● DATA SHOWN

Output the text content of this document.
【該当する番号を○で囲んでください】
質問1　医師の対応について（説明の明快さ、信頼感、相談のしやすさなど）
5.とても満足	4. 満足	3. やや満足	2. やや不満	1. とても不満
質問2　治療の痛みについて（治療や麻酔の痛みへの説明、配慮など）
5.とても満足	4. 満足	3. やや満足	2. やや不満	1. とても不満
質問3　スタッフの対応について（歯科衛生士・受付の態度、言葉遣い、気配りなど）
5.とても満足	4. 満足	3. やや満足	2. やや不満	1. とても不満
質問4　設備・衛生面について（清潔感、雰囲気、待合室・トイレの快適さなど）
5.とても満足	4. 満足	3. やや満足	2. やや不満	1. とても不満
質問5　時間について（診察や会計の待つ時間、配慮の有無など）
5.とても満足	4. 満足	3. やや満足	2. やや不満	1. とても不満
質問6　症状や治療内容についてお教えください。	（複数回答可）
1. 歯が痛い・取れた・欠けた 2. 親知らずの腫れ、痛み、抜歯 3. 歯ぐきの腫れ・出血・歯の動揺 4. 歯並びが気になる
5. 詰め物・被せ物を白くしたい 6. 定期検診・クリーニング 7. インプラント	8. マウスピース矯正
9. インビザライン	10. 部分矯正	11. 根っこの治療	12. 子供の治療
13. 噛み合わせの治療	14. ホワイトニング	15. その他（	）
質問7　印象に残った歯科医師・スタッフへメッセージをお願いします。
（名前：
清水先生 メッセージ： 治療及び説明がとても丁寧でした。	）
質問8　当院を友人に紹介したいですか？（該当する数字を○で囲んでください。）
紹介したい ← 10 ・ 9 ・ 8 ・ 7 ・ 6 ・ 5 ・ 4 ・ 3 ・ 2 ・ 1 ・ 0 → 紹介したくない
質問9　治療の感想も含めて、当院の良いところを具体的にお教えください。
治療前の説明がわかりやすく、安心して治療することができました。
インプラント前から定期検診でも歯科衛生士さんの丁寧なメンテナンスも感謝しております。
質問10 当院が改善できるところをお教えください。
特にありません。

● WHAT IS BEING ASKED
Set down each entry again, unchanged.

● EXERCISE SOLUTION
Output the text content of this document.
【該当する番号を○で囲んでください】
質問1　医師の対応について（説明の明快さ、信頼感、相談のしやすさなど）
5.とても満足	4. 満足	3. やや満足	2. やや不満	1. とても不満
質問2　治療の痛みについて（治療や麻酔の痛みへの説明、配慮など）
5.とても満足	4. 満足	3. やや満足	2. やや不満	1. とても不満
質問3　スタッフの対応について（歯科衛生士・受付の態度、言葉遣い、気配りなど）
5.とても満足	4. 満足	3. やや満足	2. やや不満	1. とても不満
質問4　設備・衛生面について（清潔感、雰囲気、待合室・トイレの快適さなど）
5.とても満足	4. 満足	3. やや満足	2. やや不満	1. とても不満
質問5　時間について（診察や会計の待つ時間、配慮の有無など）
5.とても満足	4. 満足	3. やや満足	2. やや不満	1. とても不満
質問6　症状や治療内容についてお教えください。	（複数回答可）
1. 歯が痛い・取れた・欠けた 2. 親知らずの腫れ、痛み、抜歯 3. 歯ぐきの腫れ・出血・歯の動揺 4. 歯並びが気になる
5. 詰め物・被せ物を白くしたい 6. 定期検診・クリーニング 7. インプラント	8. マウスピース矯正
9. インビザライン	10. 部分矯正	11. 根っこの治療	12. 子供の治療
13. 噛み合わせの治療	14. ホワイトニング	15. その他（	）
質問7　印象に残った歯科医師・スタッフへメッセージをお願いします。
（名前：
清水先生 メッセージ： 治療及び説明がとても丁寧でした。	）
質問8　当院を友人に紹介したいですか？（該当する数字を○で囲んでください。）
紹介したい ← 10 ・ 9 ・ 8 ・ 7 ・ 6 ・ 5 ・ 4 ・ 3 ・ 2 ・ 1 ・ 0 → 紹介したくない
質問9　治療の感想も含めて、当院の良いところを具体的にお教えください。
治療前の説明がわかりやすく、安心して治療することができました。
インプラント前から定期検診でも歯科衛生士さんの丁寧なメンテナンスも感謝しております。
質問10 当院が改善できるところをお教えください。
特にありません。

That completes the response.